What to produce: Transcribe each line exactly.

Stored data
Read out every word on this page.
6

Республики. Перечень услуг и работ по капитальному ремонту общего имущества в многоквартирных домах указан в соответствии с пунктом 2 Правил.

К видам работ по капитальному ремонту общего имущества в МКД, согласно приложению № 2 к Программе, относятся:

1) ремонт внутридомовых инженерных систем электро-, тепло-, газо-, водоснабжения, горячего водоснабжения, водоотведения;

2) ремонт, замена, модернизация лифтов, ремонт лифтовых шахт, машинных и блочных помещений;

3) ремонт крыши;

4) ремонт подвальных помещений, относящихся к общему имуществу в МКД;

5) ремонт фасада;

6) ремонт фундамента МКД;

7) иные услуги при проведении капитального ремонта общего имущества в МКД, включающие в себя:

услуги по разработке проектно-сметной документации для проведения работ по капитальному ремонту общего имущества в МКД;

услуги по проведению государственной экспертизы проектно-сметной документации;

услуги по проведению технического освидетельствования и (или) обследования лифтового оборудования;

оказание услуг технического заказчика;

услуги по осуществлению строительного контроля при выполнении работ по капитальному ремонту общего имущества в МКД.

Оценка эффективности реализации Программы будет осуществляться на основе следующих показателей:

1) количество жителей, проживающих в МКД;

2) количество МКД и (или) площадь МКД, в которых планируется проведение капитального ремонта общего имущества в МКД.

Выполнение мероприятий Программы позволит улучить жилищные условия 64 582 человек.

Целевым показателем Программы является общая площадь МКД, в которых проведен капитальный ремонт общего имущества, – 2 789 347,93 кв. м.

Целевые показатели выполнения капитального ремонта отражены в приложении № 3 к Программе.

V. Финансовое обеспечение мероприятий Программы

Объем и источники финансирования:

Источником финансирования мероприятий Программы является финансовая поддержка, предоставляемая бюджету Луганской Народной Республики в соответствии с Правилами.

Written response:
Read out every word on this page.
6

Республики. Перечень услуг и работ по капитальному ремонту общего имущества в многоквартирных домах указан в соответствии с пунктом 2 Правил.

К видам работ по капитальному ремонту общего имущества в МКД, согласно приложению № 2 к Программе, относятся:

1) ремонт внутридомовых инженерных систем электро-, тепло-, газо-, водоснабжения, горячего водоснабжения, водоотведения;

2) ремонт, замена, модернизация лифтов, ремонт лифтовых шахт, машинных и блочных помещений;

3) ремонт крыши;

4) ремонт подвальных помещений, относящихся к общему имуществу в МКД;

5) ремонт фасада;

6) ремонт фундамента МКД;

7) иные услуги при проведении капитального ремонта общего имущества в МКД, включающие в себя:

услуги по разработке проектно-сметной документации для проведения работ по капитальному ремонту общего имущества в МКД;

услуги по проведению государственной экспертизы проектно-сметной документации;

услуги по проведению технического освидетельствования и (или) обследования лифтового оборудования;

оказание услуг технического заказчика;

услуги по осуществлению строительного контроля при выполнении работ по капитальному ремонту общего имущества в МКД.

Оценка эффективности реализации Программы будет осуществляться на основе следующих показателей:

1) количество жителей, проживающих в МКД;

2) количество МКД и (или) площадь МКД, в которых планируется проведение капитального ремонта общего имущества в МКД.

Выполнение мероприятий Программы позволит улучить жилищные условия 64 582 человек.

Целевым показателем Программы является общая площадь МКД, в которых проведен капитальный ремонт общего имущества, – 2 789 347,93 кв. м.

Целевые показатели выполнения капитального ремонта отражены в приложении № 3 к Программе.

V. Финансовое обеспечение мероприятий Программы

Объем и источники финансирования:

Источником финансирования мероприятий Программы является финансовая поддержка, предоставляемая бюджету Луганской Народной Республики в соответствии с Правилами.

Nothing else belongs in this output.